* Your instructions
Rewrite the records from the line containing "range-button[interactable]: 1D: [419, 54, 435, 68]" through the line containing "y-tick-label: 0.00024: [622, 232, 662, 244]", changing "CoinMarketCap" to "CoinGecko" and keeping everything else the same. Return only those lines.
— Start of Supplied records —
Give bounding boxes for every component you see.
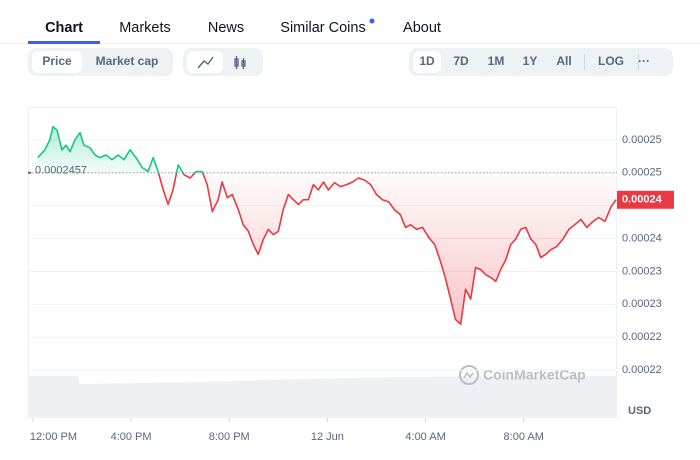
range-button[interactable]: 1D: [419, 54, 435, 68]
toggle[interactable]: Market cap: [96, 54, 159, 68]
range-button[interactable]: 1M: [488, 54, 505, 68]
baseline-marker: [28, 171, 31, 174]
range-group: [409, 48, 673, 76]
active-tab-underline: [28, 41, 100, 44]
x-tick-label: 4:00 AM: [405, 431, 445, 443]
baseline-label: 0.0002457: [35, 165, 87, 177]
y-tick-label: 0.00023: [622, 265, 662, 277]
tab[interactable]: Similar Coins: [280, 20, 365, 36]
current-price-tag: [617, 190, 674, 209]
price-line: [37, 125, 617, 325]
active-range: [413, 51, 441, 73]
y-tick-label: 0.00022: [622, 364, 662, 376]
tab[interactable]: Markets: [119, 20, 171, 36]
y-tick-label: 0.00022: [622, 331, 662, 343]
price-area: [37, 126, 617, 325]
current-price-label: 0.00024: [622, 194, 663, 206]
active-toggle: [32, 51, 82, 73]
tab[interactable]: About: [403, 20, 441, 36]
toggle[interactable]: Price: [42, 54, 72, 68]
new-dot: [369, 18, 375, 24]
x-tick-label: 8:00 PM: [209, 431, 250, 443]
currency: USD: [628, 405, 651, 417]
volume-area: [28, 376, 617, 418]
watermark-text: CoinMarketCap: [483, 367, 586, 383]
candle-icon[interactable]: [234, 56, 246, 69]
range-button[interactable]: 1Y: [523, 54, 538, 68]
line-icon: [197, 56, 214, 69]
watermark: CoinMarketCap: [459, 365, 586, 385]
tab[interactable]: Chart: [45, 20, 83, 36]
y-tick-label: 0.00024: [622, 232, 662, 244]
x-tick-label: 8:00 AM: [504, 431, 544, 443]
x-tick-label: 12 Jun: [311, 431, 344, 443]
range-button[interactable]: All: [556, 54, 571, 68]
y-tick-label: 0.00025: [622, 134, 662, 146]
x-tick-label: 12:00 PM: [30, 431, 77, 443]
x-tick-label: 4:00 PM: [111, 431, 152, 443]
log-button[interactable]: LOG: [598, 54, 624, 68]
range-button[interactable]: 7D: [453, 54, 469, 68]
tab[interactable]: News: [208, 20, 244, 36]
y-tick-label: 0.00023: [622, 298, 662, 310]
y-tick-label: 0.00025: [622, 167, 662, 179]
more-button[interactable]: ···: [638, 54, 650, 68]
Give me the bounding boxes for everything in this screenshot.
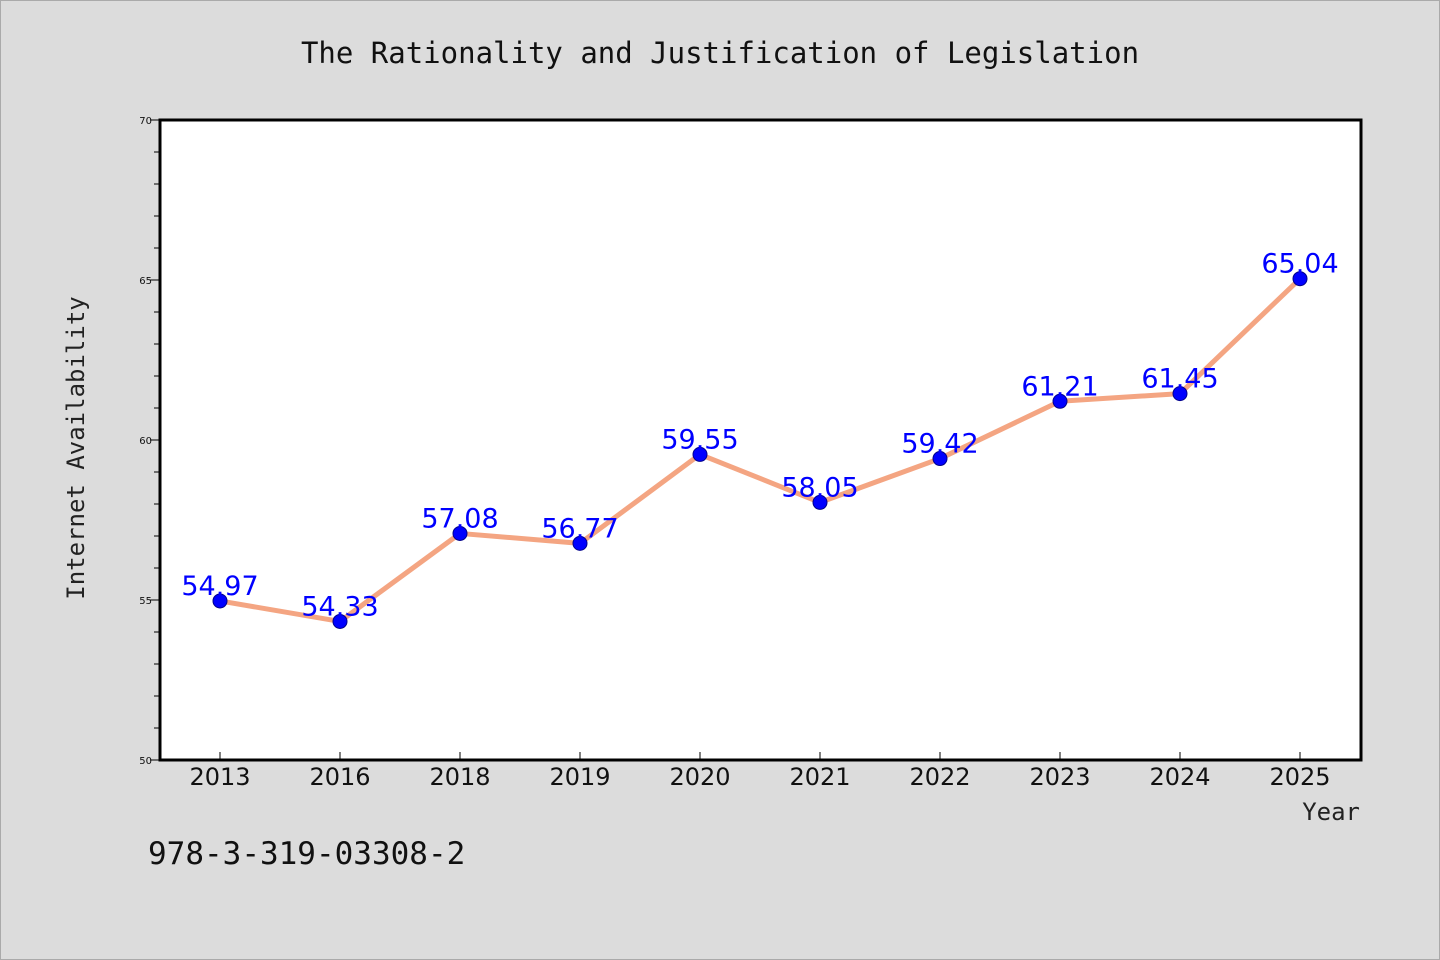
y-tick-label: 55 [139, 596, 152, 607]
— End of Supplied records —
* Solved exercise
range-button[interactable]: 1D: [419, 54, 435, 68]
toggle[interactable]: Market cap: [96, 54, 159, 68]
range-button[interactable]: 1M: [488, 54, 505, 68]
baseline-marker: [28, 171, 31, 174]
range-group: [409, 48, 673, 76]
active-tab-underline: [28, 41, 100, 44]
x-tick-label: 4:00 AM: [405, 431, 445, 443]
baseline-label: 0.0002457: [35, 165, 87, 177]
y-tick-label: 0.00023: [622, 265, 662, 277]
tab[interactable]: Similar Coins: [280, 20, 365, 36]
current-price-tag: [617, 190, 674, 209]
price-line: [37, 125, 617, 325]
active-range: [413, 51, 441, 73]
y-tick-label: 0.00022: [622, 364, 662, 376]
tab[interactable]: Markets: [119, 20, 171, 36]
y-tick-label: 0.00022: [622, 331, 662, 343]
price-area: [37, 126, 617, 325]
current-price-label: 0.00024: [622, 194, 663, 206]
active-toggle: [32, 51, 82, 73]
tab[interactable]: About: [403, 20, 441, 36]
toggle[interactable]: Price: [42, 54, 72, 68]
new-dot: [369, 18, 375, 24]
x-tick-label: 8:00 PM: [209, 431, 250, 443]
currency: USD: [628, 405, 651, 417]
volume-area: [28, 376, 617, 418]
watermark-text: CoinGecko: [483, 367, 586, 383]
candle-icon[interactable]: [234, 56, 246, 69]
range-button[interactable]: 1Y: [523, 54, 538, 68]
line-icon: [197, 56, 214, 69]
watermark: CoinGecko: [459, 365, 586, 385]
tab[interactable]: Chart: [45, 20, 83, 36]
y-tick-label: 0.00024: [622, 232, 662, 244]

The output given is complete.